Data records
#####
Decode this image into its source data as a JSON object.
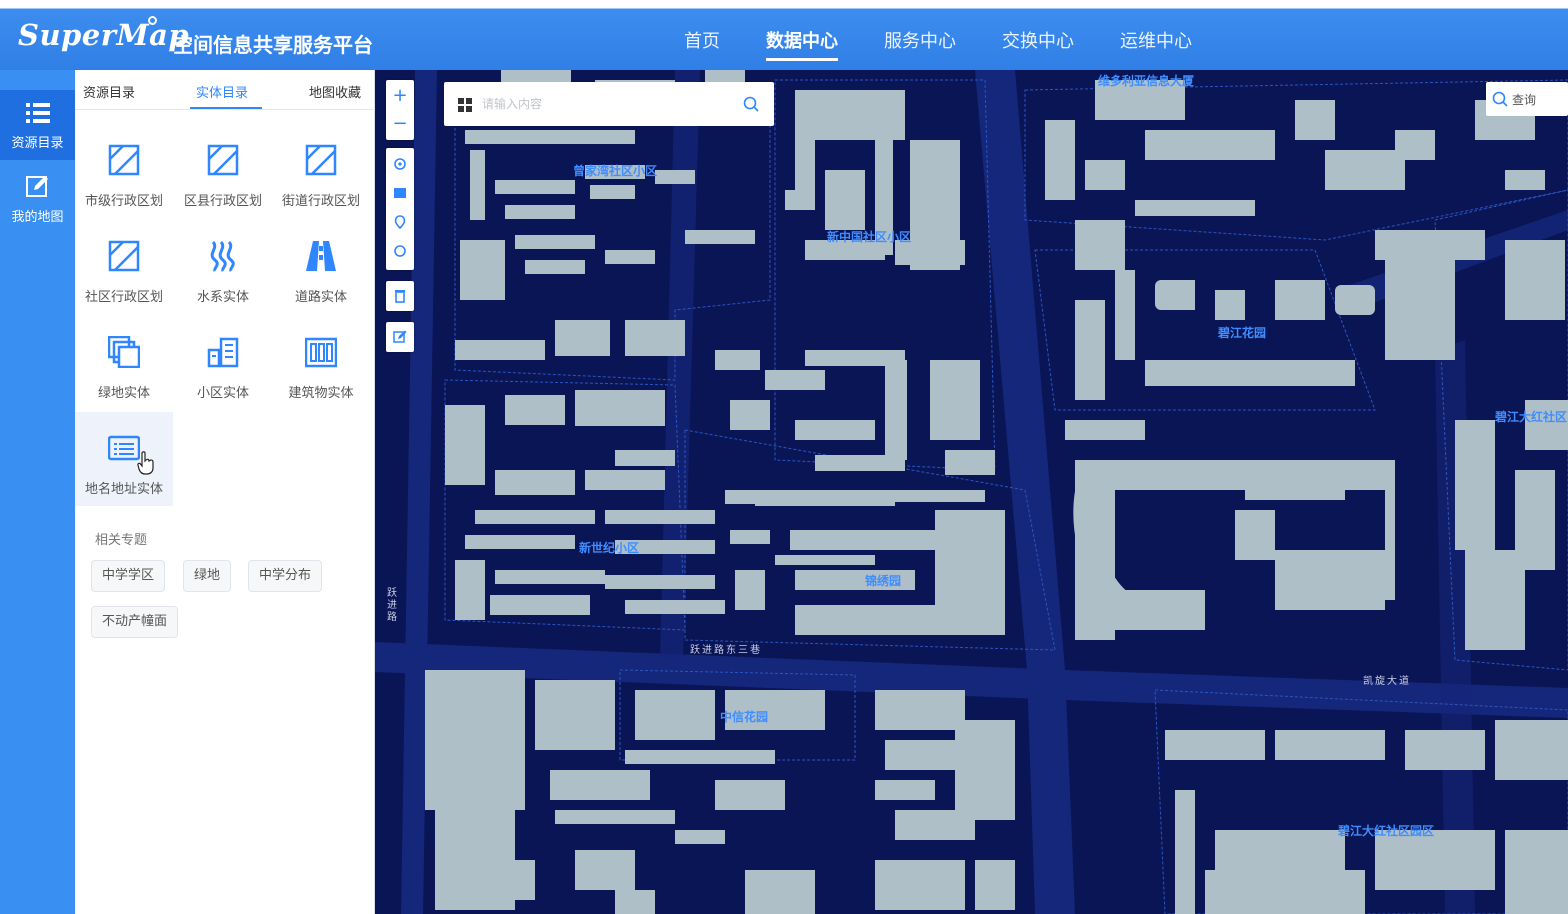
{
  "header": {
    "logo_text": "SuperMap",
    "platform_title": "空间信息共享服务平台",
    "nav": [
      "首页",
      "数据中心",
      "服务中心",
      "交换中心",
      "运维中心"
    ],
    "nav_active_index": 1
  },
  "rail": {
    "items": [
      {
        "label": "资源目录",
        "icon": "list-icon"
      },
      {
        "label": "我的地图",
        "icon": "edit-icon"
      }
    ]
  },
  "panel": {
    "tabs": [
      "资源目录",
      "实体目录",
      "地图收藏"
    ],
    "active_tab_index": 1,
    "entities": [
      {
        "label": "市级行政区划",
        "icon": "boundary-icon"
      },
      {
        "label": "区县行政区划",
        "icon": "boundary-icon"
      },
      {
        "label": "街道行政区划",
        "icon": "boundary-icon"
      },
      {
        "label": "社区行政区划",
        "icon": "boundary-icon"
      },
      {
        "label": "水系实体",
        "icon": "water-icon"
      },
      {
        "label": "道路实体",
        "icon": "road-icon"
      },
      {
        "label": "绿地实体",
        "icon": "layers-icon"
      },
      {
        "label": "小区实体",
        "icon": "residential-icon"
      },
      {
        "label": "建筑物实体",
        "icon": "building-icon"
      },
      {
        "label": "地名地址实体",
        "icon": "address-list-icon"
      }
    ],
    "topics_title": "相关专题",
    "topics": [
      "中学学区",
      "绿地",
      "中学分布",
      "不动产幢面"
    ]
  },
  "map": {
    "search_placeholder": "请输入内容",
    "query_label": "查询",
    "labels": [
      {
        "text": "维多利亚信息大厦"
      },
      {
        "text": "曾家湾社区小区"
      },
      {
        "text": "新中国社区小区"
      },
      {
        "text": "碧江花园"
      },
      {
        "text": "新世纪小区"
      },
      {
        "text": "锦绣园"
      },
      {
        "text": "中信花园"
      },
      {
        "text": "碧江大红社区"
      },
      {
        "text": "碧江大红社区园区"
      }
    ],
    "roads": [
      "跃进路",
      "跃进路东三巷",
      "凯旋大道"
    ],
    "colors": {
      "background": "#0a1556",
      "building": "#aebfc8",
      "road": "#15277a",
      "accent": "#2f86ff"
    }
  }
}
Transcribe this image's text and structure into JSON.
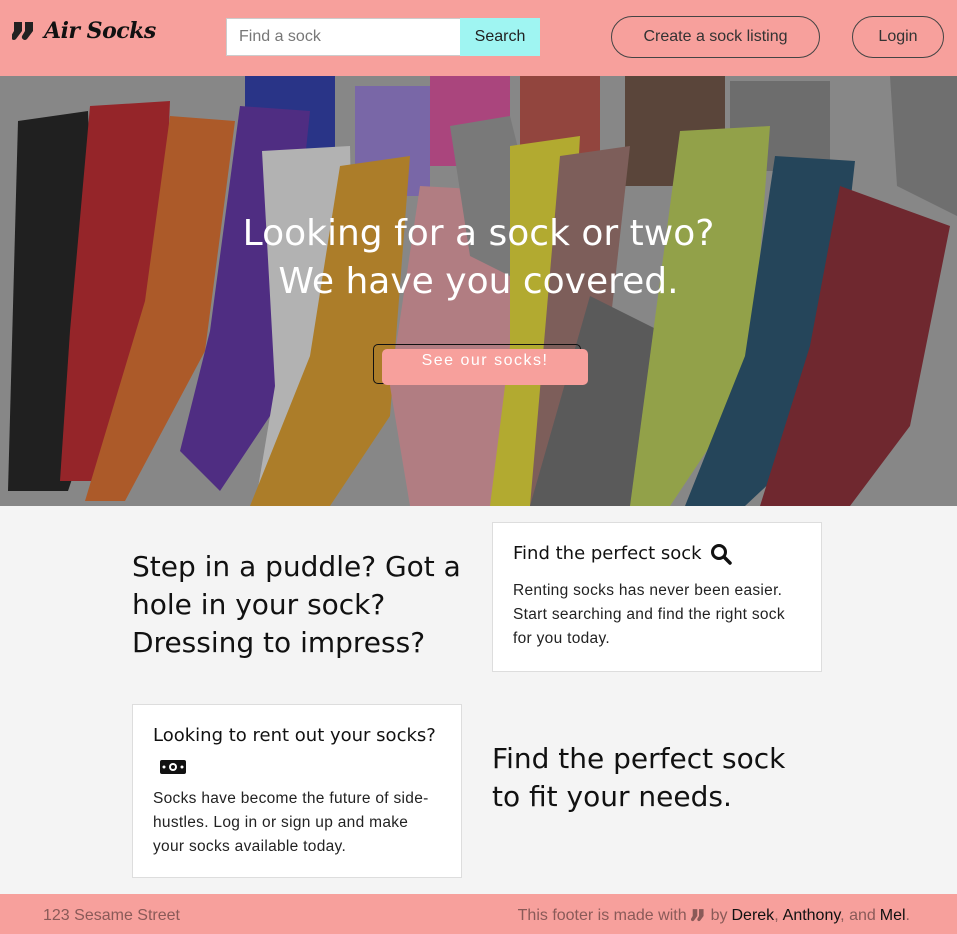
{
  "brand": {
    "name": "Air Socks",
    "icon": "socks-icon"
  },
  "header": {
    "search_placeholder": "Find a sock",
    "search_button": "Search",
    "create_button": "Create a sock listing",
    "login_button": "Login"
  },
  "hero": {
    "title_line1": "Looking for a sock or two?",
    "title_line2": "We have you covered.",
    "cta": "See our socks!"
  },
  "sections": {
    "tagline1": "Step in a puddle? Got a hole in your sock? Dressing to impress?",
    "tagline2": "Find the perfect sock to fit your needs.",
    "card1": {
      "title": "Find the perfect sock",
      "icon": "search-icon",
      "text": "Renting socks has never been easier. Start searching and find the right sock for you today."
    },
    "card2": {
      "title": "Looking to rent out your socks?",
      "icon": "money-icon",
      "text": "Socks have become the future of side-hustles. Log in or sign up and make your socks available today."
    }
  },
  "footer": {
    "address": "123 Sesame Street",
    "credits_prefix": "This footer is made with",
    "credits_by": "by",
    "authors": [
      "Derek",
      "Anthony",
      "Mel"
    ],
    "sep1": ",",
    "sep2": ", and",
    "end": "."
  },
  "colors": {
    "brand_pink": "#f7a09c",
    "search_cyan": "#9ff5f2"
  }
}
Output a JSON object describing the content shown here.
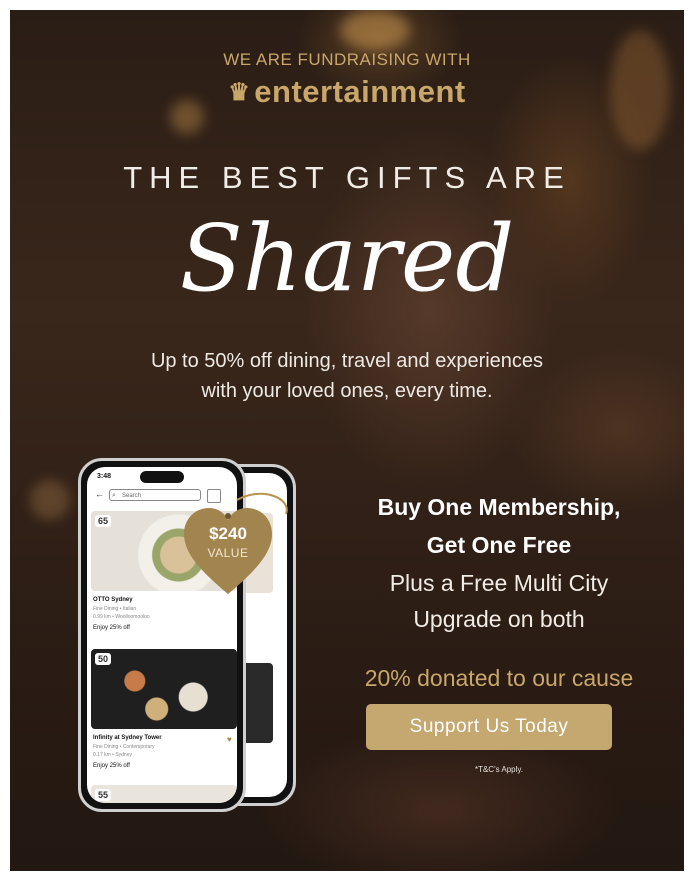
{
  "header": {
    "eyebrow": "WE ARE FUNDRAISING WITH",
    "brand": "entertainment"
  },
  "hero": {
    "headline": "THE BEST GIFTS ARE",
    "script_word": "Shared",
    "subtitle_line1": "Up to 50% off dining, travel and experiences",
    "subtitle_line2": "with your loved ones, every time."
  },
  "phone": {
    "status_time": "3:48",
    "search_placeholder": "Search",
    "cards": [
      {
        "badge": "65",
        "title": "OTTO Sydney",
        "line1": "Fine Dining • Italian",
        "line2": "0.99 km • Woolloomooloo",
        "offer": "Enjoy 25% off"
      },
      {
        "badge": "50",
        "title": "Infinity at Sydney Tower",
        "line1": "Fine Dining • Contemporary",
        "line2": "0.17 km • Sydney",
        "offer": "Enjoy 25% off"
      },
      {
        "badge": "55"
      }
    ]
  },
  "tag": {
    "value": "$240",
    "label": "VALUE"
  },
  "offer": {
    "line1": "Buy One Membership,",
    "line2": "Get One Free",
    "line3": "Plus a Free Multi City",
    "line4": "Upgrade on both"
  },
  "donation": "20% donated to our cause",
  "cta_label": "Support Us Today",
  "terms": "*T&C's Apply.",
  "colors": {
    "gold": "#c9a76a",
    "button": "#c5a770",
    "background": "#2e2018"
  },
  "icons": [
    "crown-icon",
    "back-arrow-icon",
    "search-icon",
    "filter-icon",
    "heart-icon"
  ]
}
#####
* CHALLENGE *
Of all the lines in the entries, how many contain the word "Sydney"? Give only the number.

* EXERCISE ANSWER *
3